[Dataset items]
— begin —
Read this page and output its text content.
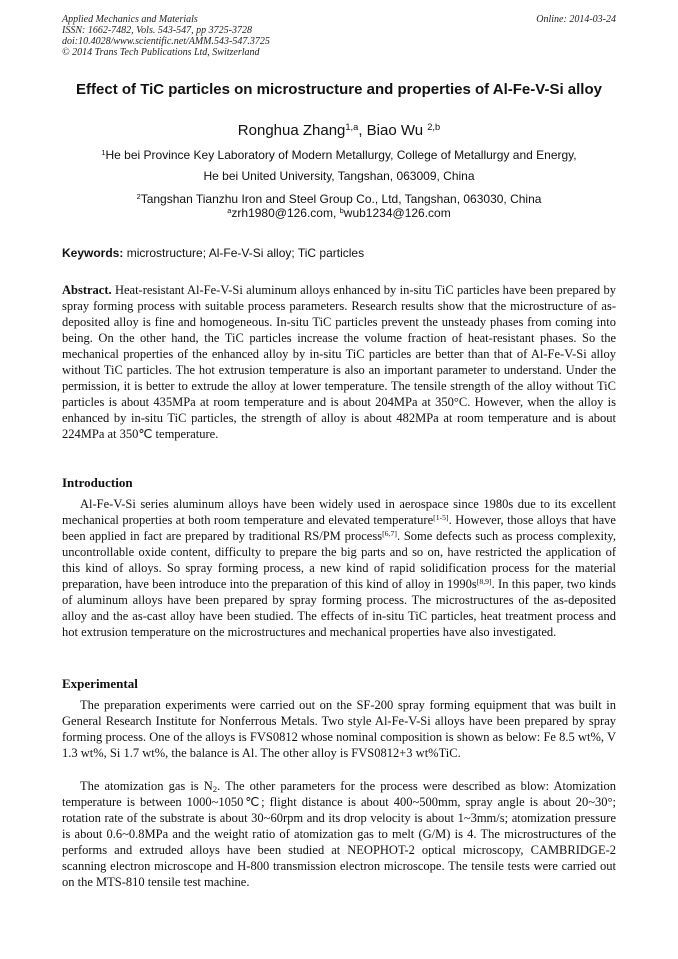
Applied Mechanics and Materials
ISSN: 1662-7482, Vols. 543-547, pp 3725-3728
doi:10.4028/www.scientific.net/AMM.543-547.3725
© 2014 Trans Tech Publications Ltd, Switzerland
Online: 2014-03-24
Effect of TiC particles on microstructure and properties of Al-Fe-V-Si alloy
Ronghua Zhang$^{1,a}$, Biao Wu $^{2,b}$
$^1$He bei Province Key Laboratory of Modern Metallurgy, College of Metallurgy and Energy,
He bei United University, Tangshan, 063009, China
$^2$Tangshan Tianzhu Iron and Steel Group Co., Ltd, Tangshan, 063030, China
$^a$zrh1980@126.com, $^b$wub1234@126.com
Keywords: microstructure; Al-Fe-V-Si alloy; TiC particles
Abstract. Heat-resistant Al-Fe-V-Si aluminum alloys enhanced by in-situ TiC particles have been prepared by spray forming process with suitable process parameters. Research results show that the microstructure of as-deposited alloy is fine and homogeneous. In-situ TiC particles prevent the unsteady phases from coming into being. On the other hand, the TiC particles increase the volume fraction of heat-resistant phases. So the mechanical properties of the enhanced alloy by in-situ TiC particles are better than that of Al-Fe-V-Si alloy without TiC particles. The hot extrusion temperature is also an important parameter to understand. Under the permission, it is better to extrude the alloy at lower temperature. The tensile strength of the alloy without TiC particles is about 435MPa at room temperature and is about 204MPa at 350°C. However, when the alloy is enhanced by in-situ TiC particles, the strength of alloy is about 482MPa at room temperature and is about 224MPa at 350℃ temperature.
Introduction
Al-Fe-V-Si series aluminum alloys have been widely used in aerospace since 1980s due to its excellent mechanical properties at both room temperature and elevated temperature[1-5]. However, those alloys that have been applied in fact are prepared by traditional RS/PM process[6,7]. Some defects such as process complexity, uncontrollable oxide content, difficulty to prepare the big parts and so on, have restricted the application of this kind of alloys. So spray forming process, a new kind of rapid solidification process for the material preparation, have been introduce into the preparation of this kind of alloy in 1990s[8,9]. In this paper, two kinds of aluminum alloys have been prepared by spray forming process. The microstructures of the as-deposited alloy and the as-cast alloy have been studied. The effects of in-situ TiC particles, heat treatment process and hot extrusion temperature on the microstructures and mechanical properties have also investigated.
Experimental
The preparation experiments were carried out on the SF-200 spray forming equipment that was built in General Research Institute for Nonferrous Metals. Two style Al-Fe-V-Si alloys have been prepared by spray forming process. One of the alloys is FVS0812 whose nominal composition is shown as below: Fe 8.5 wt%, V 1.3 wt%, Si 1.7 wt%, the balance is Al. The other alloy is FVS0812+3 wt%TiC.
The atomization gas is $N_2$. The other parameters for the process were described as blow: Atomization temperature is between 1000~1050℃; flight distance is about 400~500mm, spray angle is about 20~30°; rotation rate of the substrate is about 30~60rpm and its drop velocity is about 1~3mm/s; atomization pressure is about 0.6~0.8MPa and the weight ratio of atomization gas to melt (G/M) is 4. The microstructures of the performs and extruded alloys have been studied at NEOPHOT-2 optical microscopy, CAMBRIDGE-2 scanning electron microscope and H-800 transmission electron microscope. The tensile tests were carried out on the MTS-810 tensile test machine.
— end —
*PROBLEM TO WORK ON*
Count every line in the entries above where the word "were" appears; respond with the number alone.

*WRITTEN REPLY*
2